(Challenge) Write out the listing exactly as it is given.
#### Supplied data ####
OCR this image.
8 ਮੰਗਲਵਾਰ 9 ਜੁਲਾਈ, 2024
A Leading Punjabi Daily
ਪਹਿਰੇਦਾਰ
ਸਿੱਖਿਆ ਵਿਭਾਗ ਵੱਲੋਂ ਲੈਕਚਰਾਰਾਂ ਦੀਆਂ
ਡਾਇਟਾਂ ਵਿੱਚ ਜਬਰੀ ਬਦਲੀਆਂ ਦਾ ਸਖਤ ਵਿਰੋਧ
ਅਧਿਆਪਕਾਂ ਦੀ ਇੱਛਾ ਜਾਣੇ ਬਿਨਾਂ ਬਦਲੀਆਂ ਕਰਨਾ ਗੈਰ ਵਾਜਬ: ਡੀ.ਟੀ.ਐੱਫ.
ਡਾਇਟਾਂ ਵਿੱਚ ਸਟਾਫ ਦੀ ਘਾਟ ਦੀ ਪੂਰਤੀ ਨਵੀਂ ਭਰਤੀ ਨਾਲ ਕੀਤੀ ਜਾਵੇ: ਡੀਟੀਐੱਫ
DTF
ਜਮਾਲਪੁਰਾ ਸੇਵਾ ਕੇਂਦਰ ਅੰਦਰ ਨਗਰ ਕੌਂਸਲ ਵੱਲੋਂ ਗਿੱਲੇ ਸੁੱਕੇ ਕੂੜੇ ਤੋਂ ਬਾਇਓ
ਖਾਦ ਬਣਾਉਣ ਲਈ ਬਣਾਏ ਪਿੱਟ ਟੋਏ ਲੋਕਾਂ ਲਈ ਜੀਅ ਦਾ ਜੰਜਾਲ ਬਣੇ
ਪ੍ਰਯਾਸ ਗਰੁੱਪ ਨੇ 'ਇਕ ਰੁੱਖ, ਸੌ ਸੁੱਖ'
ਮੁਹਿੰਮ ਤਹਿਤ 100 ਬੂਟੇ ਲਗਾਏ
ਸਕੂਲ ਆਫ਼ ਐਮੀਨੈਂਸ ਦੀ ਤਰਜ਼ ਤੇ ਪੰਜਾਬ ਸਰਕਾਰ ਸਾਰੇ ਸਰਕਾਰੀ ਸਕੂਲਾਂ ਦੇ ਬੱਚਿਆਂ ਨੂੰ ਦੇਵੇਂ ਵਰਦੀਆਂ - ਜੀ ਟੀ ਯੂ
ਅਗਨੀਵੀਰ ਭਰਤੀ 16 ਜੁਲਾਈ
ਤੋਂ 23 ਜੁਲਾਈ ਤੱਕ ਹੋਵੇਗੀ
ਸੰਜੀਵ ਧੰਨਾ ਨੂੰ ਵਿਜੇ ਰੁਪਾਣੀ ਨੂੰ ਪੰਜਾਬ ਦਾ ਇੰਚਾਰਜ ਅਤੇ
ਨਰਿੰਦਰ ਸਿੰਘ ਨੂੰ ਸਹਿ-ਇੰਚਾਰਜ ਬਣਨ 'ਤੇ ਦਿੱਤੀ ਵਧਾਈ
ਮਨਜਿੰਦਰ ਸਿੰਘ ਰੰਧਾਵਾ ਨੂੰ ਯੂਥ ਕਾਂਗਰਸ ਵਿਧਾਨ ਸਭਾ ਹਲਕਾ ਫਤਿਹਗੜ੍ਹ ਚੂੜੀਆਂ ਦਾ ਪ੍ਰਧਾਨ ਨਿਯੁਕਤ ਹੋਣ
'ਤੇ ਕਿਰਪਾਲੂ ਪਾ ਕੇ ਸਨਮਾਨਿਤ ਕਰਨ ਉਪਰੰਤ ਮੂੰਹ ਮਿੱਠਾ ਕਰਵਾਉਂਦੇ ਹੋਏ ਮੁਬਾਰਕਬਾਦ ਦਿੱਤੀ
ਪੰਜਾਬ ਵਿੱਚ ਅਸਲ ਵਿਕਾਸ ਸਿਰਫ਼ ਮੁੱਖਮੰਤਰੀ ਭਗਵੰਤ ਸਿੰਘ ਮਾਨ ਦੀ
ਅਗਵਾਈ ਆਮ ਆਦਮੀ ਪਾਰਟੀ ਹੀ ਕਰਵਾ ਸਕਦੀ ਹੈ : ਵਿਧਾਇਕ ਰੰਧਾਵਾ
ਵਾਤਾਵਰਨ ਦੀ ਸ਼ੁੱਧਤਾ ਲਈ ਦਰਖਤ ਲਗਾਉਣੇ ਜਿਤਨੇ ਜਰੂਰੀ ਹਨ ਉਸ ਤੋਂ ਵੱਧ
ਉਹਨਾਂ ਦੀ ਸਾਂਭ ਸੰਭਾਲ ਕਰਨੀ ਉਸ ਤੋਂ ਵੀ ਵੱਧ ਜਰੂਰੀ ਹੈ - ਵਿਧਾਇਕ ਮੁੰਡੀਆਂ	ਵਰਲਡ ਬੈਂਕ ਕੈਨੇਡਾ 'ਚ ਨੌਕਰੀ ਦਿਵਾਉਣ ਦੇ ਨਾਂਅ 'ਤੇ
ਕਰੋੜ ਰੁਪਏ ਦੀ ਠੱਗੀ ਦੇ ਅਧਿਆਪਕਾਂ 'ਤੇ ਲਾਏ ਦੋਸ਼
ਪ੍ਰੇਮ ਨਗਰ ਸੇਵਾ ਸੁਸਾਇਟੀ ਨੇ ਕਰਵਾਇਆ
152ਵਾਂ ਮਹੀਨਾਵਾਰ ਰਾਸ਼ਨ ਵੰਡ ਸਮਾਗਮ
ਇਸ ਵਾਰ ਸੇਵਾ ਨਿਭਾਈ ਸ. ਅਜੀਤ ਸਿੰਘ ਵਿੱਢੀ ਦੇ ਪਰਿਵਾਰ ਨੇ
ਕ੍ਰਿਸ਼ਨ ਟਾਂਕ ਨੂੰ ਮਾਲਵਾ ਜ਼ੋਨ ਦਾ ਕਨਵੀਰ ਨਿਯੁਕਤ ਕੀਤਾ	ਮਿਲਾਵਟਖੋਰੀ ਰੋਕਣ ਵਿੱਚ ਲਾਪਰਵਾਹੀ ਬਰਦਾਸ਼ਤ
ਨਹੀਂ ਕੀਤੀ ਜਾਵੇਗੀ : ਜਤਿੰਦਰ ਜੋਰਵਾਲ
####
(Response)
OCR this image.
8 ਮੰਗਲਵਾਰ 9 ਜੁਲਾਈ, 2024
A Leading Punjabi Daily
ਪਹਿਰੇਦਾਰ
ਸਿੱਖਿਆ ਵਿਭਾਗ ਵੱਲੋਂ ਲੈਕਚਰਾਰਾਂ ਦੀਆਂ
ਡਾਇਟਾਂ ਵਿੱਚ ਜਬਰੀ ਬਦਲੀਆਂ ਦਾ ਸਖਤ ਵਿਰੋਧ
ਅਧਿਆਪਕਾਂ ਦੀ ਇੱਛਾ ਜਾਣੇ ਬਿਨਾਂ ਬਦਲੀਆਂ ਕਰਨਾ ਗੈਰ ਵਾਜਬ: ਡੀ.ਟੀ.ਐੱਫ.
ਡਾਇਟਾਂ ਵਿੱਚ ਸਟਾਫ ਦੀ ਘਾਟ ਦੀ ਪੂਰਤੀ ਨਵੀਂ ਭਰਤੀ ਨਾਲ ਕੀਤੀ ਜਾਵੇ: ਡੀਟੀਐੱਫ
DTF
ਜਮਾਲਪੁਰਾ ਸੇਵਾ ਕੇਂਦਰ ਅੰਦਰ ਨਗਰ ਕੌਂਸਲ ਵੱਲੋਂ ਗਿੱਲੇ ਸੁੱਕੇ ਕੂੜੇ ਤੋਂ ਬਾਇਓ
ਖਾਦ ਬਣਾਉਣ ਲਈ ਬਣਾਏ ਪਿੱਟ ਟੋਏ ਲੋਕਾਂ ਲਈ ਜੀਅ ਦਾ ਜੰਜਾਲ ਬਣੇ
ਪ੍ਰਯਾਸ ਗਰੁੱਪ ਨੇ 'ਇਕ ਰੁੱਖ, ਸੌ ਸੁੱਖ'
ਮੁਹਿੰਮ ਤਹਿਤ 100 ਬੂਟੇ ਲਗਾਏ
ਸਕੂਲ ਆਫ਼ ਐਮੀਨੈਂਸ ਦੀ ਤਰਜ਼ ਤੇ ਪੰਜਾਬ ਸਰਕਾਰ ਸਾਰੇ ਸਰਕਾਰੀ ਸਕੂਲਾਂ ਦੇ ਬੱਚਿਆਂ ਨੂੰ ਦੇਵੇਂ ਵਰਦੀਆਂ - ਜੀ ਟੀ ਯੂ
ਅਗਨੀਵੀਰ ਭਰਤੀ 16 ਜੁਲਾਈ
ਤੋਂ 23 ਜੁਲਾਈ ਤੱਕ ਹੋਵੇਗੀ
ਸੰਜੀਵ ਧੰਨਾ ਨੂੰ ਵਿਜੇ ਰੁਪਾਣੀ ਨੂੰ ਪੰਜਾਬ ਦਾ ਇੰਚਾਰਜ ਅਤੇ
ਨਰਿੰਦਰ ਸਿੰਘ ਨੂੰ ਸਹਿ-ਇੰਚਾਰਜ ਬਣਨ 'ਤੇ ਦਿੱਤੀ ਵਧਾਈ
ਮਨਜਿੰਦਰ ਸਿੰਘ ਰੰਧਾਵਾ ਨੂੰ ਯੂਥ ਕਾਂਗਰਸ ਵਿਧਾਨ ਸਭਾ ਹਲਕਾ ਫਤਿਹਗੜ੍ਹ ਚੂੜੀਆਂ ਦਾ ਪ੍ਰਧਾਨ ਨਿਯੁਕਤ ਹੋਣ
'ਤੇ ਕਿਰਪਾਲੂ ਪਾ ਕੇ ਸਨਮਾਨਿਤ ਕਰਨ ਉਪਰੰਤ ਮੂੰਹ ਮਿੱਠਾ ਕਰਵਾਉਂਦੇ ਹੋਏ ਮੁਬਾਰਕਬਾਦ ਦਿੱਤੀ
ਪੰਜਾਬ ਵਿੱਚ ਅਸਲ ਵਿਕਾਸ ਸਿਰਫ਼ ਮੁੱਖਮੰਤਰੀ ਭਗਵੰਤ ਸਿੰਘ ਮਾਨ ਦੀ
ਅਗਵਾਈ ਆਮ ਆਦਮੀ ਪਾਰਟੀ ਹੀ ਕਰਵਾ ਸਕਦੀ ਹੈ : ਵਿਧਾਇਕ ਰੰਧਾਵਾ
ਵਾਤਾਵਰਨ ਦੀ ਸ਼ੁੱਧਤਾ ਲਈ ਦਰਖਤ ਲਗਾਉਣੇ ਜਿਤਨੇ ਜਰੂਰੀ ਹਨ ਉਸ ਤੋਂ ਵੱਧ
ਉਹਨਾਂ ਦੀ ਸਾਂਭ ਸੰਭਾਲ ਕਰਨੀ ਉਸ ਤੋਂ ਵੀ ਵੱਧ ਜਰੂਰੀ ਹੈ - ਵਿਧਾਇਕ ਮੁੰਡੀਆਂ	ਵਰਲਡ ਬੈਂਕ ਕੈਨੇਡਾ 'ਚ ਨੌਕਰੀ ਦਿਵਾਉਣ ਦੇ ਨਾਂਅ 'ਤੇ
ਕਰੋੜ ਰੁਪਏ ਦੀ ਠੱਗੀ ਦੇ ਅਧਿਆਪਕਾਂ 'ਤੇ ਲਾਏ ਦੋਸ਼
ਪ੍ਰੇਮ ਨਗਰ ਸੇਵਾ ਸੁਸਾਇਟੀ ਨੇ ਕਰਵਾਇਆ
152ਵਾਂ ਮਹੀਨਾਵਾਰ ਰਾਸ਼ਨ ਵੰਡ ਸਮਾਗਮ
ਇਸ ਵਾਰ ਸੇਵਾ ਨਿਭਾਈ ਸ. ਅਜੀਤ ਸਿੰਘ ਵਿੱਢੀ ਦੇ ਪਰਿਵਾਰ ਨੇ
ਕ੍ਰਿਸ਼ਨ ਟਾਂਕ ਨੂੰ ਮਾਲਵਾ ਜ਼ੋਨ ਦਾ ਕਨਵੀਰ ਨਿਯੁਕਤ ਕੀਤਾ	ਮਿਲਾਵਟਖੋਰੀ ਰੋਕਣ ਵਿੱਚ ਲਾਪਰਵਾਹੀ ਬਰਦਾਸ਼ਤ
ਨਹੀਂ ਕੀਤੀ ਜਾਵੇਗੀ : ਜਤਿੰਦਰ ਜੋਰਵਾਲ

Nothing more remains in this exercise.